* [Written exercise] Print the listing as it stands, omitting all images.

* [Excerpted records]
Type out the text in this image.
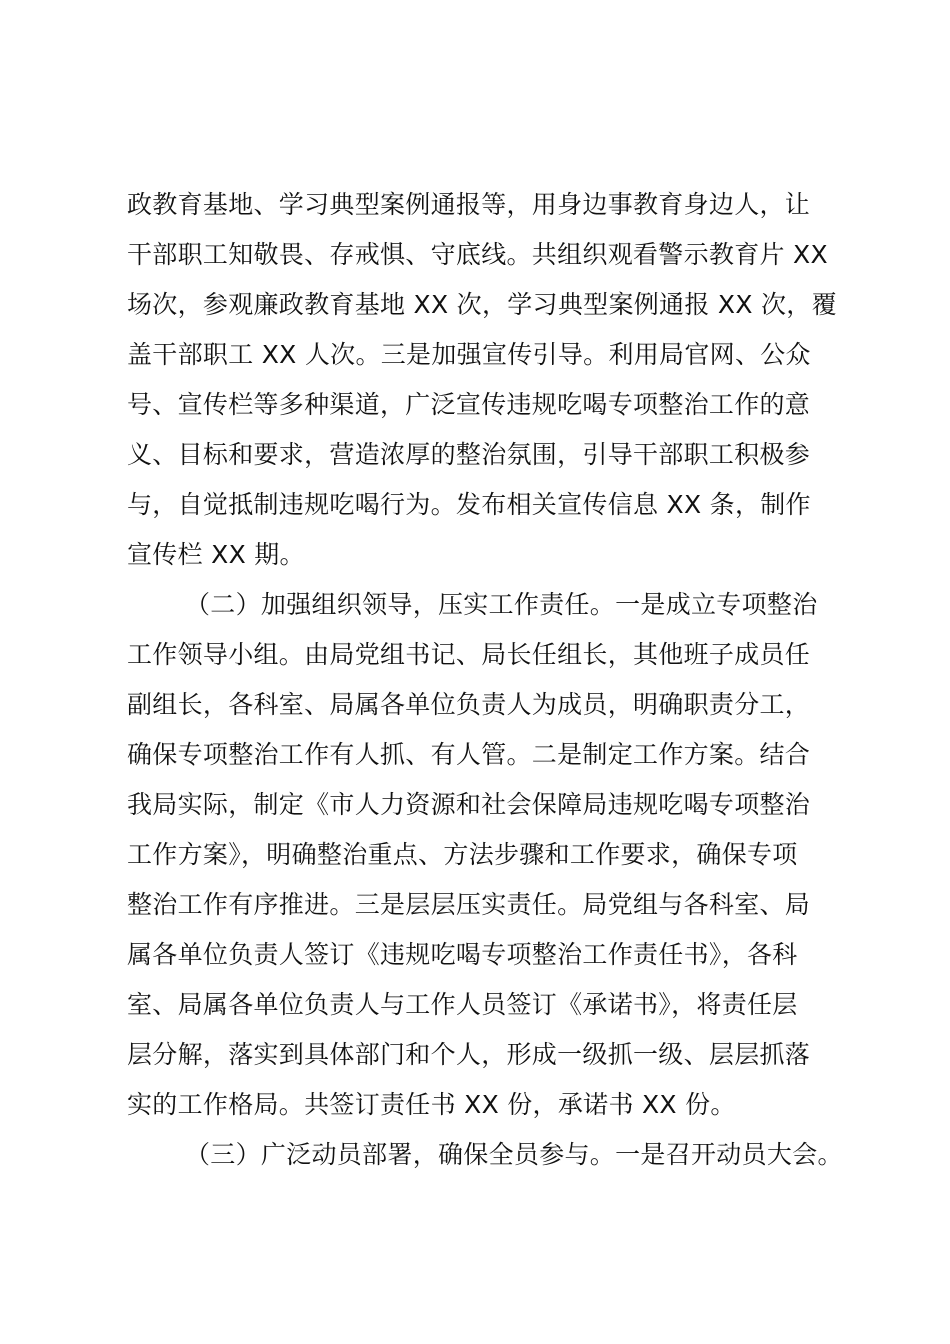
政教育基地、学习典型案例通报等，用身边事教育身边人，让
干部职工知敬畏、存戒惧、守底线。共组织观看警示教育片 XX
场次，参观廉政教育基地 XX 次，学习典型案例通报 XX 次，覆
盖干部职工 XX 人次。三是加强宣传引导。利用局官网、公众
号、宣传栏等多种渠道，广泛宣传违规吃喝专项整治工作的意
义、目标和要求，营造浓厚的整治氛围，引导干部职工积极参
与，自觉抵制违规吃喝行为。发布相关宣传信息 XX 条，制作
宣传栏 XX 期。
（二）加强组织领导，压实工作责任。一是成立专项整治
工作领导小组。由局党组书记、局长任组长，其他班子成员任
副组长，各科室、局属各单位负责人为成员，明确职责分工，
确保专项整治工作有人抓、有人管。二是制定工作方案。结合
我局实际，制定《市人力资源和社会保障局违规吃喝专项整治
工作方案》，明确整治重点、方法步骤和工作要求，确保专项
整治工作有序推进。三是层层压实责任。局党组与各科室、局
属各单位负责人签订《违规吃喝专项整治工作责任书》，各科
室、局属各单位负责人与工作人员签订《承诺书》，将责任层
层分解，落实到具体部门和个人，形成一级抓一级、层层抓落
实的工作格局。共签订责任书 XX 份，承诺书 XX 份。
（三）广泛动员部署，确保全员参与。一是召开动员大会。
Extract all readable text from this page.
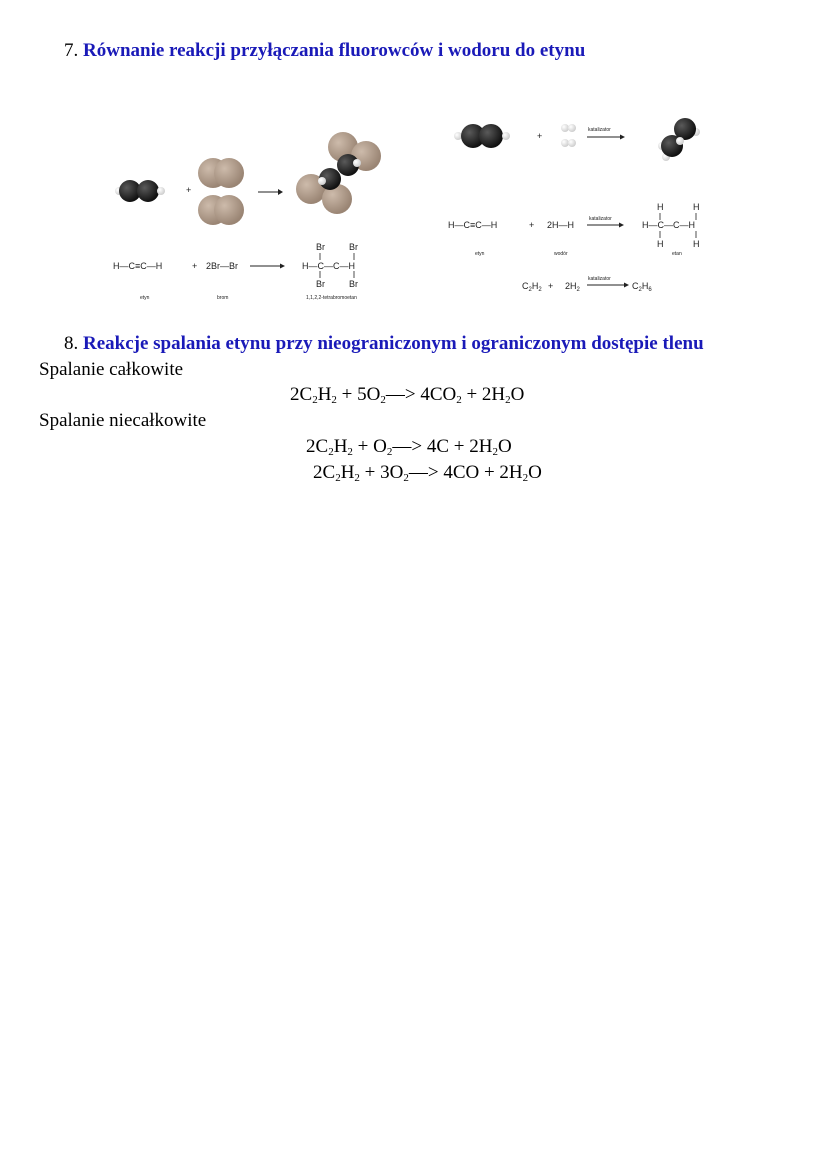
7. Równanie reakcji przyłączania fluorowców i wodoru do etynu
+
H—C≡C—H	+ 2Br—Br
Br	Br
H—C—C—H
Br	Br
etyn	brom	1,1,2,2-tetrabromoetan
+
katalizator
H—C≡C—H	+ 2H—H
katalizator
H	H
H—C—C—H
H	H
etyn	wodór	etan
$C_2H_2 + 2H_2$
katalizator
$C_2H_6$
8. Reakcje spalania etynu przy nieograniczonym i ograniczonym dostępie tlenu
Spalanie całkowite
$2C_2H_2$ + $5O_2—> 4CO_2 + 2H_2O$
Spalanie niecałkowite
$2C_2H_2$ + $O_2—> 4C + 2H_2O$
$2C_2H_2$ + $3O_2—> 4CO + 2H_2O$
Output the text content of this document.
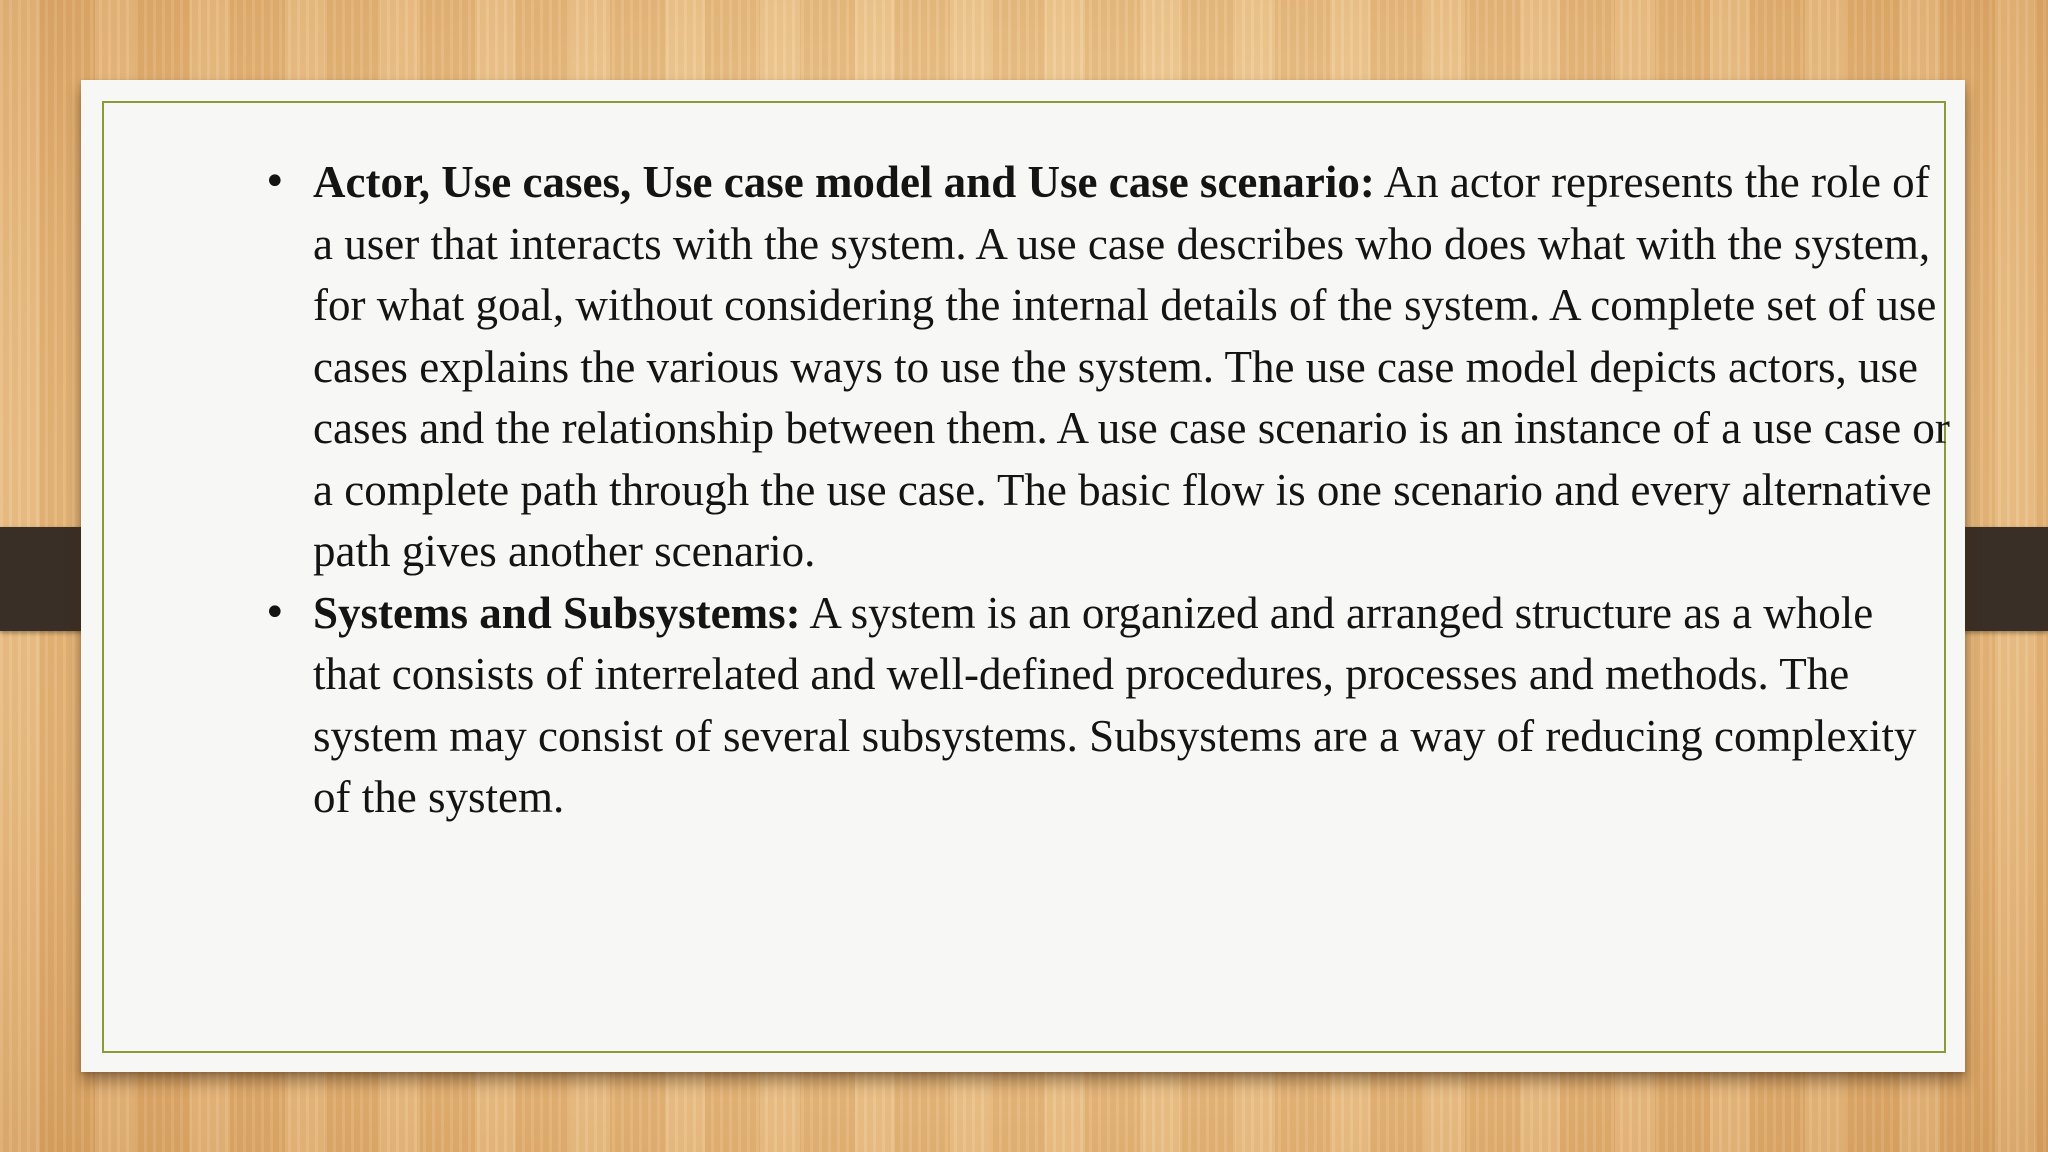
• Actor, Use cases, Use case model and Use case scenario: An actor represents the role of a user that interacts with the system. A use case describes who does what with the system, for what goal, without considering the internal details of the system. A complete set of use cases explains the various ways to use the system. The use case model depicts actors, use cases and the relationship between them. A use case scenario is an instance of a use case or a complete path through the use case. The basic flow is one scenario and every alternative path gives another scenario.

• Systems and Subsystems: A system is an organized and arranged structure as a whole that consists of interrelated and well-defined procedures, processes and methods. The system may consist of several subsystems. Subsystems are a way of reducing complexity of the system.
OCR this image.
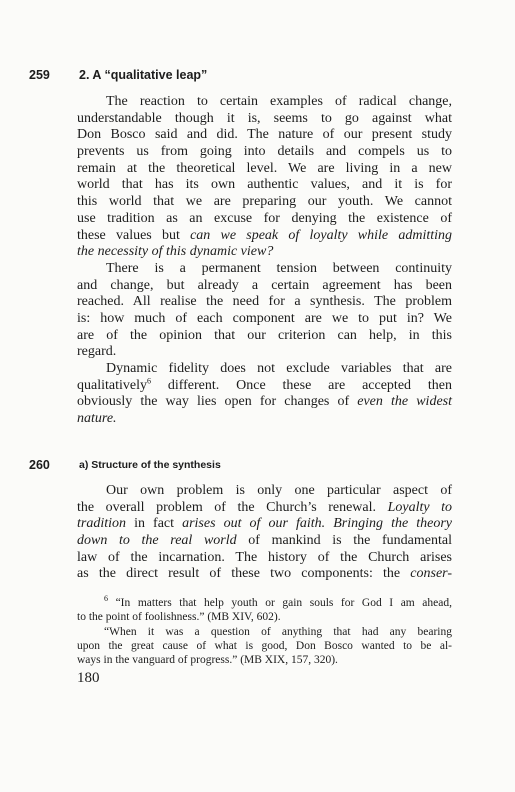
259	2. A “qualitative leap”
The reaction to certain examples of radical change,
understandable though it is, seems to go against what
Don Bosco said and did. The nature of our present study
prevents us from going into details and compels us to
remain at the theoretical level. We are living in a new
world that has its own authentic values, and it is for
this world that we are preparing our youth. We cannot
use tradition as an excuse for denying the existence of
these values but can we speak of loyalty while admitting
the necessity of this dynamic view?
There is a permanent tension between continuity
and change, but already a certain agreement has been
reached. All realise the need for a synthesis. The problem
is: how much of each component are we to put in? We
are of the opinion that our criterion can help, in this
regard.
Dynamic fidelity does not exclude variables that are
qualitatively$^6$ different. Once these are accepted then
obviously the way lies open for changes of even the widest
nature.
260	a) Structure of the synthesis
Our own problem is only one particular aspect of
the overall problem of the Church’s renewal. Loyalty to
tradition in fact arises out of our faith. Bringing the theory
down to the real world of mankind is the fundamental
law of the incarnation. The history of the Church arises
as the direct result of these two components: the conser-
$^6$ “In matters that help youth or gain souls for God I am ahead,
to the point of foolishness.” (MB XIV, 602).
“When it was a question of anything that had any bearing
upon the great cause of what is good, Don Bosco wanted to be al-
ways in the vanguard of progress.” (MB XIX, 157, 320).
180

* [Result]
Type out the text in this image.
政教育基地、学习典型案例通报等，用身边事教育身边人，让
干部职工知敬畏、存戒惧、守底线。共组织观看警示教育片 XX
场次，参观廉政教育基地 XX 次，学习典型案例通报 XX 次，覆
盖干部职工 XX 人次。三是加强宣传引导。利用局官网、公众
号、宣传栏等多种渠道，广泛宣传违规吃喝专项整治工作的意
义、目标和要求，营造浓厚的整治氛围，引导干部职工积极参
与，自觉抵制违规吃喝行为。发布相关宣传信息 XX 条，制作
宣传栏 XX 期。
（二）加强组织领导，压实工作责任。一是成立专项整治
工作领导小组。由局党组书记、局长任组长，其他班子成员任
副组长，各科室、局属各单位负责人为成员，明确职责分工，
确保专项整治工作有人抓、有人管。二是制定工作方案。结合
我局实际，制定《市人力资源和社会保障局违规吃喝专项整治
工作方案》，明确整治重点、方法步骤和工作要求，确保专项
整治工作有序推进。三是层层压实责任。局党组与各科室、局
属各单位负责人签订《违规吃喝专项整治工作责任书》，各科
室、局属各单位负责人与工作人员签订《承诺书》，将责任层
层分解，落实到具体部门和个人，形成一级抓一级、层层抓落
实的工作格局。共签订责任书 XX 份，承诺书 XX 份。
（三）广泛动员部署，确保全员参与。一是召开动员大会。
Extract all readable text from this page.
7. Równanie reakcji przyłączania fluorowców i wodoru do etynu
+
H—C≡C—H	+ 2Br—Br
Br	Br
H—C—C—H
Br	Br
etyn	brom	1,1,2,2-tetrabromoetan
+
katalizator
H—C≡C—H	+ 2H—H
katalizator
H	H
H—C—C—H
H	H
etyn	wodór	etan
$C_2H_2 + 2H_2$
katalizator
$C_2H_6$
8. Reakcje spalania etynu przy nieograniczonym i ograniczonym dostępie tlenu
Spalanie całkowite
$2C_2H_2$ + $5O_2—> 4CO_2 + 2H_2O$
Spalanie niecałkowite
$2C_2H_2$ + $O_2—> 4C + 2H_2O$
$2C_2H_2$ + $3O_2—> 4CO + 2H_2O$
Output the text content of this document.
• Actor, Use cases, Use case model and Use case scenario: An actor represents the role of a user that interacts with the system. A use case describes who does what with the system, for what goal, without considering the internal details of the system. A complete set of use cases explains the various ways to use the system. The use case model depicts actors, use cases and the relationship between them. A use case scenario is an instance of a use case or a complete path through the use case. The basic flow is one scenario and every alternative path gives another scenario.

• Systems and Subsystems: A system is an organized and arranged structure as a whole that consists of interrelated and well-defined procedures, processes and methods. The system may consist of several subsystems. Subsystems are a way of reducing complexity of the system.
OCR this image.
259	2. A “qualitative leap”
The reaction to certain examples of radical change,
understandable though it is, seems to go against what
Don Bosco said and did. The nature of our present study
prevents us from going into details and compels us to
remain at the theoretical level. We are living in a new
world that has its own authentic values, and it is for
this world that we are preparing our youth. We cannot
use tradition as an excuse for denying the existence of
these values but can we speak of loyalty while admitting
the necessity of this dynamic view?
There is a permanent tension between continuity
and change, but already a certain agreement has been
reached. All realise the need for a synthesis. The problem
is: how much of each component are we to put in? We
are of the opinion that our criterion can help, in this
regard.
Dynamic fidelity does not exclude variables that are
qualitatively$^6$ different. Once these are accepted then
obviously the way lies open for changes of even the widest
nature.
260	a) Structure of the synthesis
Our own problem is only one particular aspect of
the overall problem of the Church’s renewal. Loyalty to
tradition in fact arises out of our faith. Bringing the theory
down to the real world of mankind is the fundamental
law of the incarnation. The history of the Church arises
as the direct result of these two components: the conser-
$^6$ “In matters that help youth or gain souls for God I am ahead,
to the point of foolishness.” (MB XIV, 602).
“When it was a question of anything that had any bearing
upon the great cause of what is good, Don Bosco wanted to be al-
ways in the vanguard of progress.” (MB XIX, 157, 320).
180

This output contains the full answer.